----- Task input
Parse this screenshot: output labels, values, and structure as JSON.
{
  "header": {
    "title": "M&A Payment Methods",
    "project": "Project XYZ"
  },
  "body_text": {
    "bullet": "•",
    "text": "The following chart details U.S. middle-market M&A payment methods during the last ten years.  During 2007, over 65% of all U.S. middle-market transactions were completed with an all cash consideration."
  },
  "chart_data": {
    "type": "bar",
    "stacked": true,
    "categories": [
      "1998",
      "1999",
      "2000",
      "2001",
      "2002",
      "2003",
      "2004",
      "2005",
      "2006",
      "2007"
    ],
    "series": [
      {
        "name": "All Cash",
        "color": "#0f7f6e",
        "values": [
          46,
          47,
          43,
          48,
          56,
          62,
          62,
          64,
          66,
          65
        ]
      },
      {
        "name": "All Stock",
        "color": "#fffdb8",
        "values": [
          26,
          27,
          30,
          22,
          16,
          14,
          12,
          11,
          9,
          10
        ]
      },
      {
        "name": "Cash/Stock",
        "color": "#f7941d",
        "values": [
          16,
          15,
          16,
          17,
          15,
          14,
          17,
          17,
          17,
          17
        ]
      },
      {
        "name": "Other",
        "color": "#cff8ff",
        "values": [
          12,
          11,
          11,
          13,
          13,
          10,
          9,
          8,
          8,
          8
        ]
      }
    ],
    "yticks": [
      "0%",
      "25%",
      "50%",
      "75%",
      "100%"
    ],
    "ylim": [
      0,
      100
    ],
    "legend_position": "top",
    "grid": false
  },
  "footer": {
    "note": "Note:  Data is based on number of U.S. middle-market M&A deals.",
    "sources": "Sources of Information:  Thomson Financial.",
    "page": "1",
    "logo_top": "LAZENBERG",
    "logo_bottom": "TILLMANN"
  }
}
----------
Only the number is wanted: how many lines of the material contain the word "name"?

> Written solution
4